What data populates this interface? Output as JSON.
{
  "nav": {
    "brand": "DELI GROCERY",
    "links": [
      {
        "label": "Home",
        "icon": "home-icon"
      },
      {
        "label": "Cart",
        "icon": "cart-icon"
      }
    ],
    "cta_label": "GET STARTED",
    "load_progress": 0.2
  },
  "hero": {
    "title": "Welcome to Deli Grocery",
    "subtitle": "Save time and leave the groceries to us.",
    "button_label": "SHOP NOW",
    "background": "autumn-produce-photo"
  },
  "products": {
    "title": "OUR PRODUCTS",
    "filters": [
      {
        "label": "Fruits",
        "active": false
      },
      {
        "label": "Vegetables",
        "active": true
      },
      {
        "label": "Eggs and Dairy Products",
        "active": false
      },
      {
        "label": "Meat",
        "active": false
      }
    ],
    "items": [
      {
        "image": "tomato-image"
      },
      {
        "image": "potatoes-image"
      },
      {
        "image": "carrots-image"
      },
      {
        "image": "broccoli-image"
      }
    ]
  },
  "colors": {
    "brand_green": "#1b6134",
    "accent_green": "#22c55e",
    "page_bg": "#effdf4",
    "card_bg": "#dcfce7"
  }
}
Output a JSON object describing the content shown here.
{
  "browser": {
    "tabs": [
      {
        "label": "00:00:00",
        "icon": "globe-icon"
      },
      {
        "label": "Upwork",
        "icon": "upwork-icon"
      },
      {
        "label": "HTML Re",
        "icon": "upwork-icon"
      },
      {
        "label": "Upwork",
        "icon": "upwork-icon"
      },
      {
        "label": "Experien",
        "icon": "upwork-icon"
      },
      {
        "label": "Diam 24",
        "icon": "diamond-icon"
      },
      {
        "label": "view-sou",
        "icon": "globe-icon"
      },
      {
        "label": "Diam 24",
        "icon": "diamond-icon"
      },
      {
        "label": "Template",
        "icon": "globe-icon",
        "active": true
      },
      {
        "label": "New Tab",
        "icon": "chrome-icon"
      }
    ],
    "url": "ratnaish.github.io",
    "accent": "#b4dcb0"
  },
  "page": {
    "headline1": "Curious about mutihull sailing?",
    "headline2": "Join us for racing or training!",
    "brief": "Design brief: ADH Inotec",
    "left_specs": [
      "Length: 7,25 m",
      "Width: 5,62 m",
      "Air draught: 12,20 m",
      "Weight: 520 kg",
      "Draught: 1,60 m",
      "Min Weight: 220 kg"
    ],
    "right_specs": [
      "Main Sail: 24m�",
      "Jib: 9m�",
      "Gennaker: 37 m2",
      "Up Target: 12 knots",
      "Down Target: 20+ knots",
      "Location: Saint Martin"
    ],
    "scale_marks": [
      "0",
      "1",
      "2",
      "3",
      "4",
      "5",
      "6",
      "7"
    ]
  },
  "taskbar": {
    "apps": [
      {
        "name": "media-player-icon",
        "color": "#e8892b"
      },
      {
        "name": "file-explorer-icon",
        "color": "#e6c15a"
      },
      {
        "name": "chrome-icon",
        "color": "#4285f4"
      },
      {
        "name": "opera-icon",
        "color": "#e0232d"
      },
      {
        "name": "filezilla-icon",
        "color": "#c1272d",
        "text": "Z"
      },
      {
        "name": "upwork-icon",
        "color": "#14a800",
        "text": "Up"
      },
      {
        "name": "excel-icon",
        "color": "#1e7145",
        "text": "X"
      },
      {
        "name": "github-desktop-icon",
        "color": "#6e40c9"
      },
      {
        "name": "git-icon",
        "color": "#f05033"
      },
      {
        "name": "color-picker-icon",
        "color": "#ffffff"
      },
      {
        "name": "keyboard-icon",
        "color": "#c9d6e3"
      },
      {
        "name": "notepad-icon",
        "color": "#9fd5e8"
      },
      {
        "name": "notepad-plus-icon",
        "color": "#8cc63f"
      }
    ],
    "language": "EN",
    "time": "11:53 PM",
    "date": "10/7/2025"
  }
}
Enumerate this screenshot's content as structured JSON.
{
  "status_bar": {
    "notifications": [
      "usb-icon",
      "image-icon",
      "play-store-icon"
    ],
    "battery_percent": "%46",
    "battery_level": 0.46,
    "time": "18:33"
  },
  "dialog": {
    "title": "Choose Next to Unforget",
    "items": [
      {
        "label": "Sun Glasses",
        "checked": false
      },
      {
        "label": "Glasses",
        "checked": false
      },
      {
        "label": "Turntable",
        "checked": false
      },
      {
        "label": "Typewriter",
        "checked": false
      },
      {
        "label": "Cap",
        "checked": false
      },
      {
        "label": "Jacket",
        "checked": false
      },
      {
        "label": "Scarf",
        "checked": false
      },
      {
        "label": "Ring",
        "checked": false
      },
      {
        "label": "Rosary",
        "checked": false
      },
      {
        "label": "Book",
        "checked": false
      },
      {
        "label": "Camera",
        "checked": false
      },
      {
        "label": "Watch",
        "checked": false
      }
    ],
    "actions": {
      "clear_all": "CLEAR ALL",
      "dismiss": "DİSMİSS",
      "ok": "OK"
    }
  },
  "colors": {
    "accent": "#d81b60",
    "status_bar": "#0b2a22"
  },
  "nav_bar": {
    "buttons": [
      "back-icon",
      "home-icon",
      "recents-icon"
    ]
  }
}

####

GIVEN PROBLEM:
Print every entry exactly as written.

IN RESPONSE:
What data populates this interface? Output as JSON.
{
  "nav": {
    "brand": "DELI GROCERY",
    "links": [
      {
        "label": "Home",
        "icon": "home-icon"
      },
      {
        "label": "Cart",
        "icon": "cart-icon"
      }
    ],
    "cta_label": "GET STARTED",
    "load_progress": 0.2
  },
  "hero": {
    "title": "Welcome to Deli Grocery",
    "subtitle": "Save time and leave the groceries to us.",
    "button_label": "SHOP NOW",
    "background": "autumn-produce-photo"
  },
  "products": {
    "title": "OUR PRODUCTS",
    "filters": [
      {
        "label": "Fruits",
        "active": false
      },
      {
        "label": "Vegetables",
        "active": true
      },
      {
        "label": "Eggs and Dairy Products",
        "active": false
      },
      {
        "label": "Meat",
        "active": false
      }
    ],
    "items": [
      {
        "image": "tomato-image"
      },
      {
        "image": "potatoes-image"
      },
      {
        "image": "carrots-image"
      },
      {
        "image": "broccoli-image"
      }
    ]
  },
  "colors": {
    "brand_green": "#1b6134",
    "accent_green": "#22c55e",
    "page_bg": "#effdf4",
    "card_bg": "#dcfce7"
  }
}
Output a JSON object describing the content shown here.
{
  "browser": {
    "tabs": [
      {
        "label": "00:00:00",
        "icon": "globe-icon"
      },
      {
        "label": "Upwork",
        "icon": "upwork-icon"
      },
      {
        "label": "HTML Re",
        "icon": "upwork-icon"
      },
      {
        "label": "Upwork",
        "icon": "upwork-icon"
      },
      {
        "label": "Experien",
        "icon": "upwork-icon"
      },
      {
        "label": "Diam 24",
        "icon": "diamond-icon"
      },
      {
        "label": "view-sou",
        "icon": "globe-icon"
      },
      {
        "label": "Diam 24",
        "icon": "diamond-icon"
      },
      {
        "label": "Template",
        "icon": "globe-icon",
        "active": true
      },
      {
        "label": "New Tab",
        "icon": "chrome-icon"
      }
    ],
    "url": "ratnaish.github.io",
    "accent": "#b4dcb0"
  },
  "page": {
    "headline1": "Curious about mutihull sailing?",
    "headline2": "Join us for racing or training!",
    "brief": "Design brief: ADH Inotec",
    "left_specs": [
      "Length: 7,25 m",
      "Width: 5,62 m",
      "Air draught: 12,20 m",
      "Weight: 520 kg",
      "Draught: 1,60 m",
      "Min Weight: 220 kg"
    ],
    "right_specs": [
      "Main Sail: 24m�",
      "Jib: 9m�",
      "Gennaker: 37 m2",
      "Up Target: 12 knots",
      "Down Target: 20+ knots",
      "Location: Saint Martin"
    ],
    "scale_marks": [
      "0",
      "1",
      "2",
      "3",
      "4",
      "5",
      "6",
      "7"
    ]
  },
  "taskbar": {
    "apps": [
      {
        "name": "media-player-icon",
        "color": "#e8892b"
      },
      {
        "name": "file-explorer-icon",
        "color": "#e6c15a"
      },
      {
        "name": "chrome-icon",
        "color": "#4285f4"
      },
      {
        "name": "opera-icon",
        "color": "#e0232d"
      },
      {
        "name": "filezilla-icon",
        "color": "#c1272d",
        "text": "Z"
      },
      {
        "name": "upwork-icon",
        "color": "#14a800",
        "text": "Up"
      },
      {
        "name": "excel-icon",
        "color": "#1e7145",
        "text": "X"
      },
      {
        "name": "github-desktop-icon",
        "color": "#6e40c9"
      },
      {
        "name": "git-icon",
        "color": "#f05033"
      },
      {
        "name": "color-picker-icon",
        "color": "#ffffff"
      },
      {
        "name": "keyboard-icon",
        "color": "#c9d6e3"
      },
      {
        "name": "notepad-icon",
        "color": "#9fd5e8"
      },
      {
        "name": "notepad-plus-icon",
        "color": "#8cc63f"
      }
    ],
    "language": "EN",
    "time": "11:53 PM",
    "date": "10/7/2025"
  }
}
Enumerate this screenshot's content as structured JSON.
{
  "status_bar": {
    "notifications": [
      "usb-icon",
      "image-icon",
      "play-store-icon"
    ],
    "battery_percent": "%46",
    "battery_level": 0.46,
    "time": "18:33"
  },
  "dialog": {
    "title": "Choose Next to Unforget",
    "items": [
      {
        "label": "Sun Glasses",
        "checked": false
      },
      {
        "label": "Glasses",
        "checked": false
      },
      {
        "label": "Turntable",
        "checked": false
      },
      {
        "label": "Typewriter",
        "checked": false
      },
      {
        "label": "Cap",
        "checked": false
      },
      {
        "label": "Jacket",
        "checked": false
      },
      {
        "label": "Scarf",
        "checked": false
      },
      {
        "label": "Ring",
        "checked": false
      },
      {
        "label": "Rosary",
        "checked": false
      },
      {
        "label": "Book",
        "checked": false
      },
      {
        "label": "Camera",
        "checked": false
      },
      {
        "label": "Watch",
        "checked": false
      }
    ],
    "actions": {
      "clear_all": "CLEAR ALL",
      "dismiss": "DİSMİSS",
      "ok": "OK"
    }
  },
  "colors": {
    "accent": "#d81b60",
    "status_bar": "#0b2a22"
  },
  "nav_bar": {
    "buttons": [
      "back-icon",
      "home-icon",
      "recents-icon"
    ]
  }
}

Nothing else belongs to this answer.